--- start SOURCE DATA ---
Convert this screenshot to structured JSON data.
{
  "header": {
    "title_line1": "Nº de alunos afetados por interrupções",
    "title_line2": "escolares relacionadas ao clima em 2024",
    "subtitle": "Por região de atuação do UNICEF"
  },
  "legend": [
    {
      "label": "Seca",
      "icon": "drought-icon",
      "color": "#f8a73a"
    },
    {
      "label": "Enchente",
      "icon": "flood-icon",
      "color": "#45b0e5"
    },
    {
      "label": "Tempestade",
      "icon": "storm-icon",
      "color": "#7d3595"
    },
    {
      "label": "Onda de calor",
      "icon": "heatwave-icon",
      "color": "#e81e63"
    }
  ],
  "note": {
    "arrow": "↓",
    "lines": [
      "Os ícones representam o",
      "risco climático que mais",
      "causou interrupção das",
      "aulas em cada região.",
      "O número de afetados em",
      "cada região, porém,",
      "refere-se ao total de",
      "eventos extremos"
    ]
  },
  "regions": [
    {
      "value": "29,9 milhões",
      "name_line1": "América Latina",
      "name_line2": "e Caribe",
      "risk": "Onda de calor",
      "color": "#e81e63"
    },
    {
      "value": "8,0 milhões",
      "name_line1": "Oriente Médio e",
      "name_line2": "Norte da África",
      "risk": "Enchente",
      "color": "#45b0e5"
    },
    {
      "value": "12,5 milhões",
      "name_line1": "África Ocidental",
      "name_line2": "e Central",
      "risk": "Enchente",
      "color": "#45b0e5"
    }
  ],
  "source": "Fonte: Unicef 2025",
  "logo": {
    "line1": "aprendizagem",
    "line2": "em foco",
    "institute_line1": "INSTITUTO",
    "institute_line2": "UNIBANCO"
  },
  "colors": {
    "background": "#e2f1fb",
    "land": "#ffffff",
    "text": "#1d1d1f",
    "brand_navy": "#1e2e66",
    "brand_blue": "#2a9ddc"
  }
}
--- end SOURCE DATA ---
--- start SOURCE DATA ---
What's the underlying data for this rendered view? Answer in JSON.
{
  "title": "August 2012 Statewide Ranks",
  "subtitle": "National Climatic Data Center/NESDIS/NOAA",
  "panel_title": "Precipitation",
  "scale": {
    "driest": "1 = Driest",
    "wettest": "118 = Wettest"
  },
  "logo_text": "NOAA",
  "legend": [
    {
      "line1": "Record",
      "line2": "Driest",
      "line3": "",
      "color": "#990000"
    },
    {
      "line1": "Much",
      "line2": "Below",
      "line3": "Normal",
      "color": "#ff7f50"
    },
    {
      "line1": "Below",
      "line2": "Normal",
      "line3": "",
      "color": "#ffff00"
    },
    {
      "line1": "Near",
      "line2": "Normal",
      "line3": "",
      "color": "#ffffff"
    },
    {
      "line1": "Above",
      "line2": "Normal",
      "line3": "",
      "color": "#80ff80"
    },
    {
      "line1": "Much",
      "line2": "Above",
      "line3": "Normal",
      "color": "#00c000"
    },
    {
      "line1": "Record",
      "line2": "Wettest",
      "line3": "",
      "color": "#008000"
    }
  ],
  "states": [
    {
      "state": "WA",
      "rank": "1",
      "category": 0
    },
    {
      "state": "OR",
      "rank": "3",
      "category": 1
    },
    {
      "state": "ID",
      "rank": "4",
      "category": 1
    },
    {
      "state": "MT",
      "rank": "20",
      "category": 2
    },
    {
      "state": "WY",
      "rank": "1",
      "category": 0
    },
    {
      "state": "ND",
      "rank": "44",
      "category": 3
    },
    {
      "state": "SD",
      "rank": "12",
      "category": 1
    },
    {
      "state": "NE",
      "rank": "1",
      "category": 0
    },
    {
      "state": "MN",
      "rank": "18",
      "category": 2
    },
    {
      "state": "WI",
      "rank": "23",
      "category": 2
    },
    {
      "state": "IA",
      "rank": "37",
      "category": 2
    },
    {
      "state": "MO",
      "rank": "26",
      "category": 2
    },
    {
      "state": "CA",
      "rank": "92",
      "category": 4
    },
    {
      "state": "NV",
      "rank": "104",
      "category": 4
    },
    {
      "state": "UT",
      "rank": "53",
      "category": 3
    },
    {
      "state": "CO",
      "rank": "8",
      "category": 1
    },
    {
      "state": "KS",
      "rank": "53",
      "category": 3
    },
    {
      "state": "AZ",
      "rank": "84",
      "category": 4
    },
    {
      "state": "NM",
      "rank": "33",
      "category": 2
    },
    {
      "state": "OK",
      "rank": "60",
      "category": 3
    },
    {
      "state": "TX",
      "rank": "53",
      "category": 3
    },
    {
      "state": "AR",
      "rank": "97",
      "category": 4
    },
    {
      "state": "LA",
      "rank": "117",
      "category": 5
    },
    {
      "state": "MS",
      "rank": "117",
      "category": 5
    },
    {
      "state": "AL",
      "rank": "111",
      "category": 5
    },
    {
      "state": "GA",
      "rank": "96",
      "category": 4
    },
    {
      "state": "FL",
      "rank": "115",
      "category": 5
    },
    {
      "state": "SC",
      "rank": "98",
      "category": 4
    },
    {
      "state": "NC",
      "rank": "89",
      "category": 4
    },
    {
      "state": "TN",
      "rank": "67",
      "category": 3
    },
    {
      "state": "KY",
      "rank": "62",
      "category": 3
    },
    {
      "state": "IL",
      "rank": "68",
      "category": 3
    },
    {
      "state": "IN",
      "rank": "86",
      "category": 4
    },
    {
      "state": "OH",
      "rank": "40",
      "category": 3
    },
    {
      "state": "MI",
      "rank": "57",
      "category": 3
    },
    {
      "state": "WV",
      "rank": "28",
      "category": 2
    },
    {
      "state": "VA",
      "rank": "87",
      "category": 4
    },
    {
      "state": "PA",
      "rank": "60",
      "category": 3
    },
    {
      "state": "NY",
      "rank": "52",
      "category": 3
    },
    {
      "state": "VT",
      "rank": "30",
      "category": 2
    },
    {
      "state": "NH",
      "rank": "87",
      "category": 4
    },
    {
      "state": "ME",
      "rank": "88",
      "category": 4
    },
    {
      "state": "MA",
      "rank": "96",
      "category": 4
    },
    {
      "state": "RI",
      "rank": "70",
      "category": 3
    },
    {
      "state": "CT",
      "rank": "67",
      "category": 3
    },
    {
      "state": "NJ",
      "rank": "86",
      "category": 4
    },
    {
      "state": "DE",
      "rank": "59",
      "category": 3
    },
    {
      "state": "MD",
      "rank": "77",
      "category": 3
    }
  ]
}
--- end SOURCE DATA ---
* [TASK INSTRUCTIONS]
Reproduce each line of the material containing the word "subtitle".

* [WRITTEN REPLY]
    "subtitle": "Por região de atuação do UNICEF"
  "subtitle": "National Climatic Data Center/NESDIS/NOAA",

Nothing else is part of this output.